● Directions for this task: Show each line of the data below that has the string "dirección" in it.

_ _ _ _

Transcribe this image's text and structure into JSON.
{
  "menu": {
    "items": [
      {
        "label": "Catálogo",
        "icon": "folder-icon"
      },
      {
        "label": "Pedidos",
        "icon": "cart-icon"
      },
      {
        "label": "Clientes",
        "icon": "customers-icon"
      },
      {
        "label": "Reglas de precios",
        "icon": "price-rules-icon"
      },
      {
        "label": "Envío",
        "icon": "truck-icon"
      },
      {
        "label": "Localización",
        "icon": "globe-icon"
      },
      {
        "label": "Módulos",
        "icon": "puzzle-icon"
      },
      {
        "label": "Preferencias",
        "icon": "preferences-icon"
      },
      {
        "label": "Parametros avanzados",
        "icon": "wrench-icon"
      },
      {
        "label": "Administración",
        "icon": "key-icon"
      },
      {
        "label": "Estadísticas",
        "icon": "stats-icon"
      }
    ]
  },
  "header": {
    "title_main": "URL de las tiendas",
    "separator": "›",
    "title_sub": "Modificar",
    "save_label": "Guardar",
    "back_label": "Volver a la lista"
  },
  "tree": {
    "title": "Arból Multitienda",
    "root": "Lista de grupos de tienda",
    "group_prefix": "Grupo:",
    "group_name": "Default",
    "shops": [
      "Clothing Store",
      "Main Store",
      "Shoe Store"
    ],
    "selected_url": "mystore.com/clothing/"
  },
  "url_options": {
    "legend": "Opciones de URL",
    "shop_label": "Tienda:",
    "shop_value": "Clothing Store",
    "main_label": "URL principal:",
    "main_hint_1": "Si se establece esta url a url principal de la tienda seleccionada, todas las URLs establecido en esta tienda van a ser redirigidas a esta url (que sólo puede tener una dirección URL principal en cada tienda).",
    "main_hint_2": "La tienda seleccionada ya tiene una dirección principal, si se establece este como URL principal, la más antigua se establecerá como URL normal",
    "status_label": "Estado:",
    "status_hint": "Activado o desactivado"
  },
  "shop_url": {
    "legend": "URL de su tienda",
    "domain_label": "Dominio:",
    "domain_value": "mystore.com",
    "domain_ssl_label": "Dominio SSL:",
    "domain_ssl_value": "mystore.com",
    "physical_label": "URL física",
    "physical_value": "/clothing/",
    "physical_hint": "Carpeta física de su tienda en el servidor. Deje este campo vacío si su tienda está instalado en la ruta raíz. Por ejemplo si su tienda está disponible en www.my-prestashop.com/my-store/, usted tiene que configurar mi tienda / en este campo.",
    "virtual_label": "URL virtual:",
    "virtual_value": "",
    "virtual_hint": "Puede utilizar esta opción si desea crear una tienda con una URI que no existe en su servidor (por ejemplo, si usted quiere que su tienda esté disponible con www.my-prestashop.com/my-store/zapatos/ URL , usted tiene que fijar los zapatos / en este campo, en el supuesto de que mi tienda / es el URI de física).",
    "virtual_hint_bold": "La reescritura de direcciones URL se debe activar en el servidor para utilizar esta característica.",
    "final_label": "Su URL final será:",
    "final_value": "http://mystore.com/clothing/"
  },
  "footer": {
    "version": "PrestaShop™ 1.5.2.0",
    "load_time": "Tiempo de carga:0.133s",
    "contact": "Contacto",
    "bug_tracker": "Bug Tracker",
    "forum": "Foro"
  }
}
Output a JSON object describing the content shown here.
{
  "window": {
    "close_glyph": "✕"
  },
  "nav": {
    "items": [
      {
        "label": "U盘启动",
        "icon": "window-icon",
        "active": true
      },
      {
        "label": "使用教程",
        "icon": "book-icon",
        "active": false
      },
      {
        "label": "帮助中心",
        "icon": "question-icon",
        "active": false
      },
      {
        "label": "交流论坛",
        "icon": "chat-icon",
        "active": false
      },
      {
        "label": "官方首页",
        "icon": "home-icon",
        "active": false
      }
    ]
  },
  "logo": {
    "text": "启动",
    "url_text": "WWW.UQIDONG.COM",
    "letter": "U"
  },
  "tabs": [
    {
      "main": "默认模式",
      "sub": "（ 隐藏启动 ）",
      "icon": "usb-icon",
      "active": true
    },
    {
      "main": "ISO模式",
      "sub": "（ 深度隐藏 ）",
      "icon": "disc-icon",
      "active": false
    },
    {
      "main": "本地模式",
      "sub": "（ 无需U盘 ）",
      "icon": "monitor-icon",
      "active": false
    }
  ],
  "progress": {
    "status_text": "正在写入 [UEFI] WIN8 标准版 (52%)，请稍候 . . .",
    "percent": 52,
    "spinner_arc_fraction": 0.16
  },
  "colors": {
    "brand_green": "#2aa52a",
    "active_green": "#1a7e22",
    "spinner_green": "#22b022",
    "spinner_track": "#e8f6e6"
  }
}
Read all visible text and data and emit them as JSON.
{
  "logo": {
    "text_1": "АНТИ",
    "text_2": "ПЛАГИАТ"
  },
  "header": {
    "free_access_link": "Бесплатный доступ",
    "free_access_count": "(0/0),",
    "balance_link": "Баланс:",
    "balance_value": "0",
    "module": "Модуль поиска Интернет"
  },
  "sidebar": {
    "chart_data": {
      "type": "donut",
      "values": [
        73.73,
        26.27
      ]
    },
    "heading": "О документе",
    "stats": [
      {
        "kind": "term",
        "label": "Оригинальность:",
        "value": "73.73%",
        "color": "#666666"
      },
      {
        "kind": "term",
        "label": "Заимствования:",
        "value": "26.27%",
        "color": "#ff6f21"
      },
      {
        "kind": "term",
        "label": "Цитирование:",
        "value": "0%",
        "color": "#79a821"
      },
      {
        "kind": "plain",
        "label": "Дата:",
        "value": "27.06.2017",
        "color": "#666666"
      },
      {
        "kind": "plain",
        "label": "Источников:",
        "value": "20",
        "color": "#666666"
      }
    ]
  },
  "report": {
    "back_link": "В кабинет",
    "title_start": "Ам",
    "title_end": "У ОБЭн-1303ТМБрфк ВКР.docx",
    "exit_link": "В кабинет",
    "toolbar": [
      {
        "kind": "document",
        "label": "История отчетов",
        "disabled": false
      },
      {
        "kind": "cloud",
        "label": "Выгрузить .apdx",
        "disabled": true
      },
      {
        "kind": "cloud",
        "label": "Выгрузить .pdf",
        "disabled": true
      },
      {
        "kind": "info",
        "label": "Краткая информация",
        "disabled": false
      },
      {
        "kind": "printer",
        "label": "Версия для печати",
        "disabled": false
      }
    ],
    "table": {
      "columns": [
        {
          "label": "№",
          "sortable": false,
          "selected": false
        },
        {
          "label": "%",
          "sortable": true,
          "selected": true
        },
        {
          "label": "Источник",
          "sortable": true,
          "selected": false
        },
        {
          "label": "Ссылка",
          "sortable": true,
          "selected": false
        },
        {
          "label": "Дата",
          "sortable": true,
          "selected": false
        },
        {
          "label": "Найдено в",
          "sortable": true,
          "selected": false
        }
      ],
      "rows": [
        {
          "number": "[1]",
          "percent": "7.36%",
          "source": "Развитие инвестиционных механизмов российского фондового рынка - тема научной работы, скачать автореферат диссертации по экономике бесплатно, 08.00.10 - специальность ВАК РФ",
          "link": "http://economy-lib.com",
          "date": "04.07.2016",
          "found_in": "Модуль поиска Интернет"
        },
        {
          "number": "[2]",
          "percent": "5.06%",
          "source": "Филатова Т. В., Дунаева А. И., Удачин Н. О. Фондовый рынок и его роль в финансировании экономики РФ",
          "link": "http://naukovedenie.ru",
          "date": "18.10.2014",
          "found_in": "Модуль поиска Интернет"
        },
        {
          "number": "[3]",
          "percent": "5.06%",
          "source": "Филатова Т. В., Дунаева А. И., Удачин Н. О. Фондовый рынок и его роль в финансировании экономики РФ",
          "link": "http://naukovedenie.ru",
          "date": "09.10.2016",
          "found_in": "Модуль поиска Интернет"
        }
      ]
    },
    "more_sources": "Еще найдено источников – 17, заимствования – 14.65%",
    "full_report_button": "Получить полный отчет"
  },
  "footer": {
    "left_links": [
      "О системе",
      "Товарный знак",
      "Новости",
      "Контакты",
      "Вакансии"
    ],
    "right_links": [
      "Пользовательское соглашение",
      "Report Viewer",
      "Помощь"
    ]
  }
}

_ _ _ _

● Response:
    "main_hint_1": "Si se establece esta url a url principal de la tienda seleccionada, todas las URLs establecido en esta tienda van a ser redirigidas a esta url (que sólo puede tener una dirección URL principal en cada tienda).",
    "main_hint_2": "La tienda seleccionada ya tiene una dirección principal, si se establece este como URL principal, la más antigua se establecerá como URL normal",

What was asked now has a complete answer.